## DIRECTION
Records follow. Copy every line with "JSON".

********************

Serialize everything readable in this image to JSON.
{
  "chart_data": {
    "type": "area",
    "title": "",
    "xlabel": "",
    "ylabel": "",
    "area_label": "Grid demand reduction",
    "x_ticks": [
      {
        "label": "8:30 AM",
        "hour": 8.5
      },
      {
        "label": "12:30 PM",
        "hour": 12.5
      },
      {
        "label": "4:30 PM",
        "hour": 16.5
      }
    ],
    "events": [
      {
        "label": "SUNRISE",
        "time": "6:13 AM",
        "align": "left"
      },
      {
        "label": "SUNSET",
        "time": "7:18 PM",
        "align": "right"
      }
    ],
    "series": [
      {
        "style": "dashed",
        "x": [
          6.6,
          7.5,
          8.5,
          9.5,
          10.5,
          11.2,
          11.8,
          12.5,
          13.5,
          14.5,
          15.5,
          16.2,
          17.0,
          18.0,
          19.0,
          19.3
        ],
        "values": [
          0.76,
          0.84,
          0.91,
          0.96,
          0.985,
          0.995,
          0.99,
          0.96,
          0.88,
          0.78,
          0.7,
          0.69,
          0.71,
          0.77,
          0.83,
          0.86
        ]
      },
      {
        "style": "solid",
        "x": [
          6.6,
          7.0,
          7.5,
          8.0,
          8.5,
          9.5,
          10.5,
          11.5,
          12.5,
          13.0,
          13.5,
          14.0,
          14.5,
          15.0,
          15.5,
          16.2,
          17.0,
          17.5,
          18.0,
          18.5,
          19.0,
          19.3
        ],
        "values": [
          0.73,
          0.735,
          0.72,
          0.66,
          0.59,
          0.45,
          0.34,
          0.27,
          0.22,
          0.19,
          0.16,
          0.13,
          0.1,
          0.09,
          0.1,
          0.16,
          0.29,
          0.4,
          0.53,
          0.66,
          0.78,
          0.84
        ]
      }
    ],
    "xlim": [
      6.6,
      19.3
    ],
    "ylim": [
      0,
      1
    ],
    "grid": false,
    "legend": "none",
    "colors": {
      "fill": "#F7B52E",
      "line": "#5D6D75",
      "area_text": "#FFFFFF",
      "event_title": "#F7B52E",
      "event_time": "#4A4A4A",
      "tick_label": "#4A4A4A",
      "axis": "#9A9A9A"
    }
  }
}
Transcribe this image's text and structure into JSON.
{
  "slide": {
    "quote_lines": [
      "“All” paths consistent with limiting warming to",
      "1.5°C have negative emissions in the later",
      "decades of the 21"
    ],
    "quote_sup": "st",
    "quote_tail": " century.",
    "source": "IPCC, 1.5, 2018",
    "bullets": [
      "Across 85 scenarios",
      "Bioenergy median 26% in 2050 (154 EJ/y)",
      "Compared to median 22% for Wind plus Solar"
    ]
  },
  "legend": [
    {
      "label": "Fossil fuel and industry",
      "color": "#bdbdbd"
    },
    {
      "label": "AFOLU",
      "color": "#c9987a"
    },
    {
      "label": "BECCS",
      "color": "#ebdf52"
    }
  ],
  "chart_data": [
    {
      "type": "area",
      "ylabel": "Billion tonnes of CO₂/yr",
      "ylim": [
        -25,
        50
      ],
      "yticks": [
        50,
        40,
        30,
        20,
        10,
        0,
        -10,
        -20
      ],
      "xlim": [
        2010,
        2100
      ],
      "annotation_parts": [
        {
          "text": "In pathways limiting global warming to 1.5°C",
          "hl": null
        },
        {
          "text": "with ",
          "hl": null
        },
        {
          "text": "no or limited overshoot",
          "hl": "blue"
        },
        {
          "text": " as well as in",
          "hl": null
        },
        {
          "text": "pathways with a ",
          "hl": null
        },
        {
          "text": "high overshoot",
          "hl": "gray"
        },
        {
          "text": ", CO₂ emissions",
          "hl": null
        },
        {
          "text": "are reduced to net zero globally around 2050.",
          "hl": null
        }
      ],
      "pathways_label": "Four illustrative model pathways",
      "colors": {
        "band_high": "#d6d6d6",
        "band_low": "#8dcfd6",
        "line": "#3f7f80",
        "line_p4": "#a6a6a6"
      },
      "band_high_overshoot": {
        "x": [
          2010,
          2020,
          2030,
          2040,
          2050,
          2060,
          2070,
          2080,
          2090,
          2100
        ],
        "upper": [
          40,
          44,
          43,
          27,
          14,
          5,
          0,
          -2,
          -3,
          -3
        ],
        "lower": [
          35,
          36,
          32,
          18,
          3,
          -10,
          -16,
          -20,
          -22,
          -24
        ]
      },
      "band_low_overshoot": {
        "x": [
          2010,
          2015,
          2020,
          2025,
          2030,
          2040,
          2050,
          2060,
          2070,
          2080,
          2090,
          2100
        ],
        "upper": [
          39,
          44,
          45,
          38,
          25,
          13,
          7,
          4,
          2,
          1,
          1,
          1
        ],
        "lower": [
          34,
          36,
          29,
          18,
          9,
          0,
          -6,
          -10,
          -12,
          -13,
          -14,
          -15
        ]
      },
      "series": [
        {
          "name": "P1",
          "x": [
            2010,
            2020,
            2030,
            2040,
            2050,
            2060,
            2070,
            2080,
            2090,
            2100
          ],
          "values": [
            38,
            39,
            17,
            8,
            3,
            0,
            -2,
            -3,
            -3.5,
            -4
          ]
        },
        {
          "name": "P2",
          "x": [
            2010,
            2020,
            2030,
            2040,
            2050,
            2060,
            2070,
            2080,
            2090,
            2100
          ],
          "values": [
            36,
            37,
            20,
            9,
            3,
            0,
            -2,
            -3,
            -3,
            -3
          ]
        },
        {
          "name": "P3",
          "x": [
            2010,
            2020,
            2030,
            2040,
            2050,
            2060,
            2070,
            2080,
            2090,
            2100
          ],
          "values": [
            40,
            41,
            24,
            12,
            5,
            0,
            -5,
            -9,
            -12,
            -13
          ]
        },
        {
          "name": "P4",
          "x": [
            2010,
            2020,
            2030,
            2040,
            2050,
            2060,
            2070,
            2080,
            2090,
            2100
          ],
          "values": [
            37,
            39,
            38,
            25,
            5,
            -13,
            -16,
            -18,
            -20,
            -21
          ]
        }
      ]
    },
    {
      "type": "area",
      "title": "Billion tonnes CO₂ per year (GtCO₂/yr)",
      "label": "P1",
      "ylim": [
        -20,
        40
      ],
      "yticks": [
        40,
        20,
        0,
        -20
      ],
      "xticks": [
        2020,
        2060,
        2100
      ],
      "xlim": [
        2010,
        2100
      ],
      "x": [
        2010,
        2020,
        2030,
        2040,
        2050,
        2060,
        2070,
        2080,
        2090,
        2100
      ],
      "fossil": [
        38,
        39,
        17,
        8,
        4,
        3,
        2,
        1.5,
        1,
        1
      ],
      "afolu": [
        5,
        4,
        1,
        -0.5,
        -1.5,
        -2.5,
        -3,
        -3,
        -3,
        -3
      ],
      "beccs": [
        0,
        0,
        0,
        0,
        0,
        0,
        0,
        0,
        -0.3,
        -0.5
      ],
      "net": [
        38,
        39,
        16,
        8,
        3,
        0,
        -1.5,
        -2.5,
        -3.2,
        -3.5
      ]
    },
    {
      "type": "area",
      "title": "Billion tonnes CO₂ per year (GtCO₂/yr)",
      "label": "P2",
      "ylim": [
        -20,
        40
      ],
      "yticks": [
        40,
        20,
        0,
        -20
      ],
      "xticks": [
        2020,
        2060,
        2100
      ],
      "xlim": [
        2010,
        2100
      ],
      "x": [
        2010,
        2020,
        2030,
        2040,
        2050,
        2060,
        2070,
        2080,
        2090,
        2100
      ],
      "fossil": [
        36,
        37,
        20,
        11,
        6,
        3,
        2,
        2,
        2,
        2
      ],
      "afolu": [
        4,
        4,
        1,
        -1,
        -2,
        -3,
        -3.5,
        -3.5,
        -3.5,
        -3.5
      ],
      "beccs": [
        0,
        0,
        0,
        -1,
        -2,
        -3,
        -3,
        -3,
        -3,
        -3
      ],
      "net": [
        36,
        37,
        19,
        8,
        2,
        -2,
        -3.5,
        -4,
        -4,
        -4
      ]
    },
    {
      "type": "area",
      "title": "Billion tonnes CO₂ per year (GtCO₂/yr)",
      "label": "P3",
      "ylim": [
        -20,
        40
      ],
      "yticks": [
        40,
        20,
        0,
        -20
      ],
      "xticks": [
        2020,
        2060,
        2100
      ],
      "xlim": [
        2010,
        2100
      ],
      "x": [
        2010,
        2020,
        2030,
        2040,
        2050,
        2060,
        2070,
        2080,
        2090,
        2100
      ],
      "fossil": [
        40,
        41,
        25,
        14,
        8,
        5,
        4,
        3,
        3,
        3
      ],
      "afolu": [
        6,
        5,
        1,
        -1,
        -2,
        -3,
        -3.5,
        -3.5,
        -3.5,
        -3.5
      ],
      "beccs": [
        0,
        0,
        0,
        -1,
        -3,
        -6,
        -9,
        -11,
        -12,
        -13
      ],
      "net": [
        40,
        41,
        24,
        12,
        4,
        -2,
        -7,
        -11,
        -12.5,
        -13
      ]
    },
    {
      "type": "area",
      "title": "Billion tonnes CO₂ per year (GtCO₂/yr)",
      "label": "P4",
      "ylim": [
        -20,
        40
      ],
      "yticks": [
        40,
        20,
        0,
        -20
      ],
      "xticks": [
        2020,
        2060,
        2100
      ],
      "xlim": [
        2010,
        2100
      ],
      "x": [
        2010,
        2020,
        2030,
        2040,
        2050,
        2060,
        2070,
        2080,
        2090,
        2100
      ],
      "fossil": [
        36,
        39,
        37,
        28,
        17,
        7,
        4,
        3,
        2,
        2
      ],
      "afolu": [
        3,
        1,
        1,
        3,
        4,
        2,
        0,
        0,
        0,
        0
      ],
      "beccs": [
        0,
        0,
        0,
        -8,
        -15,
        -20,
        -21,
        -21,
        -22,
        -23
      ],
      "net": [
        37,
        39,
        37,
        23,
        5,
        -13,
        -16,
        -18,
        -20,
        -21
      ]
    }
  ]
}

********************

## EXERCISE SOLUTION
Serialize everything readable in this image to JSON.
Transcribe this image's text and structure into JSON.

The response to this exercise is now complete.